Select every line holding the word "Leipz" and copy it.

___ INPUT FOR THIS TASK

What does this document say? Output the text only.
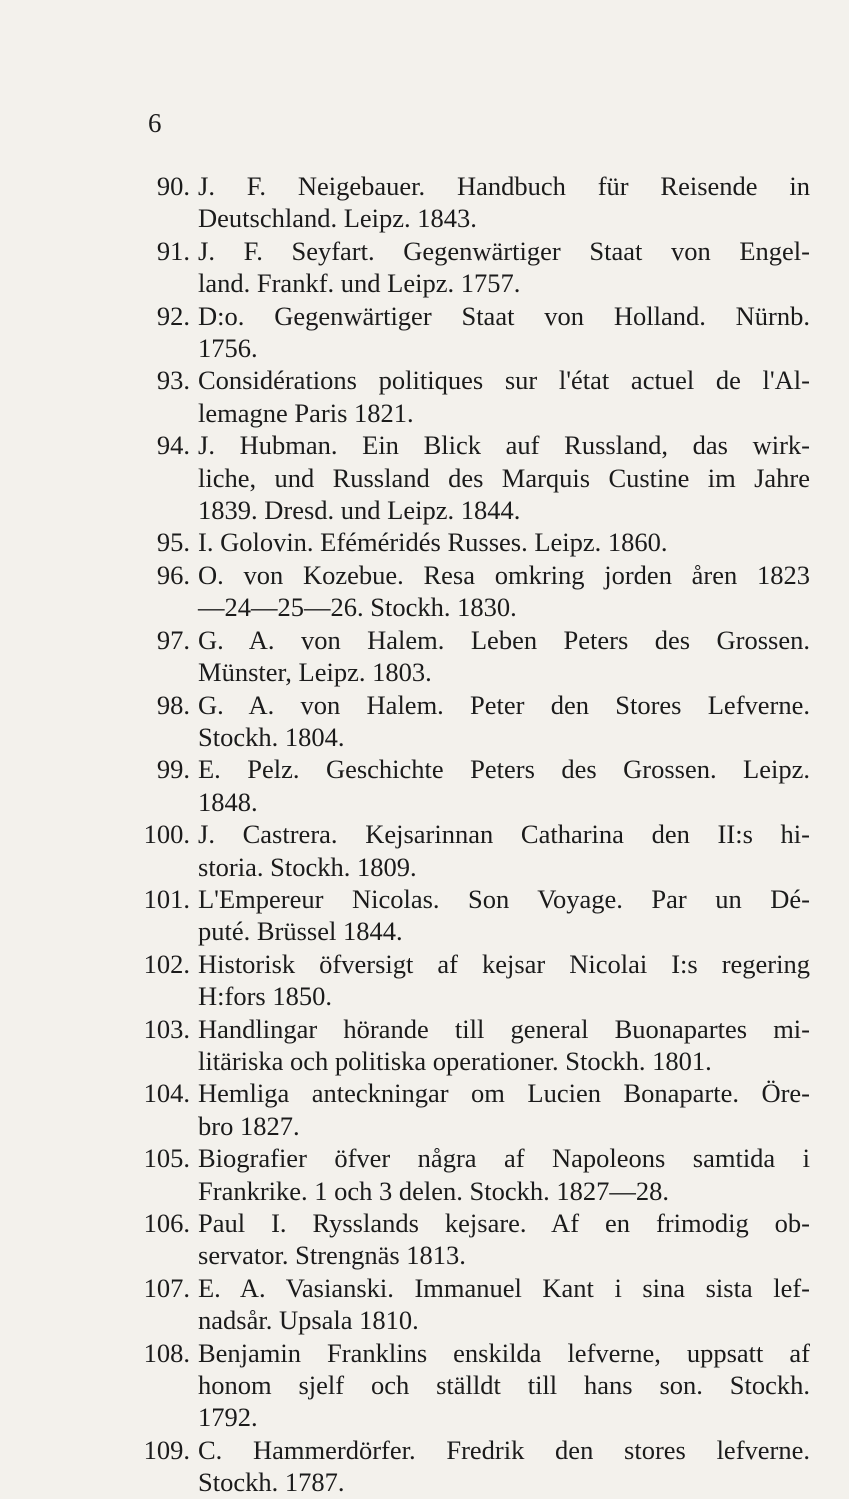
6
90. J. F. Neigebauer. Handbuch für Reisende in
Deutschland. Leipz. 1843.
91. J. F. Seyfart. Gegenwärtiger Staat von Engel-
land. Frankf. und Leipz. 1757.
92. D:o. Gegenwärtiger Staat von Holland. Nürnb.
1756.
93. Considérations politiques sur l'état actuel de l'Al-
lemagne Paris 1821.
94. J. Hubman. Ein Blick auf Russland, das wirk-
liche, und Russland des Marquis Custine im Jahre
1839. Dresd. und Leipz. 1844.
95. I. Golovin. Eféméridés Russes. Leipz. 1860.
96. O. von Kozebue. Resa omkring jorden åren 1823
—24—25—26. Stockh. 1830.
97. G. A. von Halem. Leben Peters des Grossen.
Münster, Leipz. 1803.
98. G. A. von Halem. Peter den Stores Lefverne.
Stockh. 1804.
99. E. Pelz. Geschichte Peters des Grossen. Leipz.
1848.
100. J. Castrera. Kejsarinnan Catharina den II:s hi-
storia. Stockh. 1809.
101. L'Empereur Nicolas. Son Voyage. Par un Dé-
puté. Brüssel 1844.
102. Historisk öfversigt af kejsar Nicolai I:s regering
H:fors 1850.
103. Handlingar hörande till general Buonapartes mi-
litäriska och politiska operationer. Stockh. 1801.
104. Hemliga anteckningar om Lucien Bonaparte. Öre-
bro 1827.
105. Biografier öfver några af Napoleons samtida i
Frankrike. 1 och 3 delen. Stockh. 1827—28.
106. Paul I. Rysslands kejsare. Af en frimodig ob-
servator. Strengnäs 1813.
107. E. A. Vasianski. Immanuel Kant i sina sista lef-
nadsår. Upsala 1810.
108. Benjamin Franklins enskilda lefverne, uppsatt af
honom sjelf och ställdt till hans son. Stockh.
1792.
109. C. Hammerdörfer. Fredrik den stores lefverne.
Stockh. 1787.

______

WRITTEN SOLUTION:
Deutschland. Leipz. 1843.
land. Frankf. und Leipz. 1757.
1839. Dresd. und Leipz. 1844.
95. I. Golovin. Eféméridés Russes. Leipz. 1860.
Münster, Leipz. 1803.
99. E. Pelz. Geschichte Peters des Grossen. Leipz.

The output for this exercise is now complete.